(Dataset items)
==============================
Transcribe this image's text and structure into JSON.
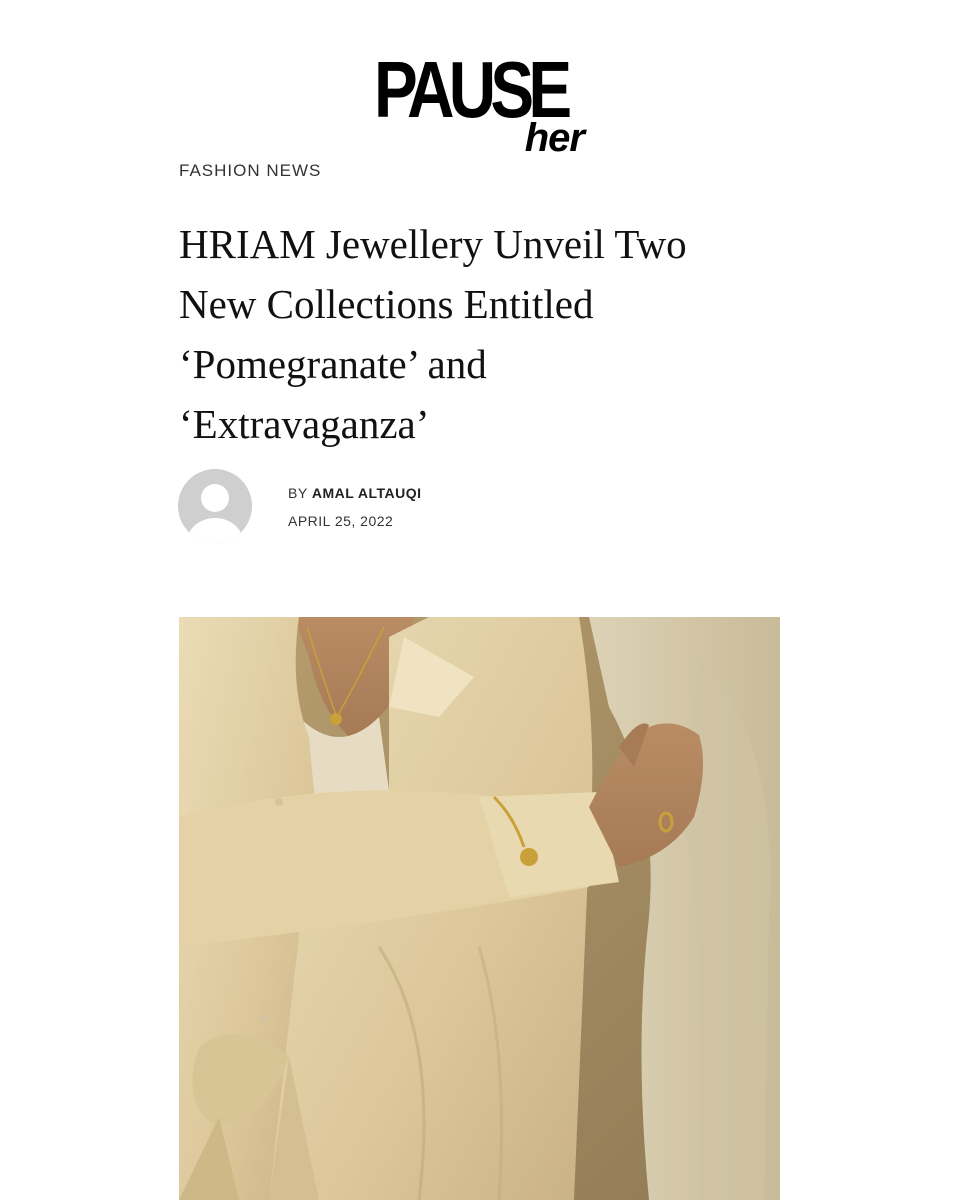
{
  "header": {
    "logo_main": "PAUSE",
    "logo_sub": "her"
  },
  "article": {
    "category": "FASHION NEWS",
    "title_lines": [
      "HRIAM Jewellery Unveil Two",
      "New Collections Entitled",
      "‘Pomegranate’ and",
      "‘Extravaganza’"
    ],
    "byline_prefix": "BY",
    "author": "AMAL ALTAUQI",
    "date": "APRIL 25, 2022"
  },
  "avatar": {
    "icon": "user-placeholder-icon",
    "color": "#cfcfcf"
  },
  "photo": {
    "palette": {
      "background": "#c9b487",
      "shirt": "#e6d4a9",
      "knit": "#d9cdae",
      "skin": "#c0946d",
      "gold": "#c9a03a"
    }
  }
}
==============================
Exercise aim:
Reproduce every entry word for word, but skip any pictures.

Task response:
Transcribe this image's text and structure into JSON.
{
  "header": {
    "logo_main": "PAUSE",
    "logo_sub": "her"
  },
  "article": {
    "category": "FASHION NEWS",
    "title_lines": [
      "HRIAM Jewellery Unveil Two",
      "New Collections Entitled",
      "‘Pomegranate’ and",
      "‘Extravaganza’"
    ],
    "byline_prefix": "BY",
    "author": "AMAL ALTAUQI",
    "date": "APRIL 25, 2022"
  },
  "avatar": {
    "icon": "user-placeholder-icon",
    "color": "#cfcfcf"
  },
  "photo": {
    "palette": {
      "background": "#c9b487",
      "shirt": "#e6d4a9",
      "knit": "#d9cdae",
      "skin": "#c0946d",
      "gold": "#c9a03a"
    }
  }
}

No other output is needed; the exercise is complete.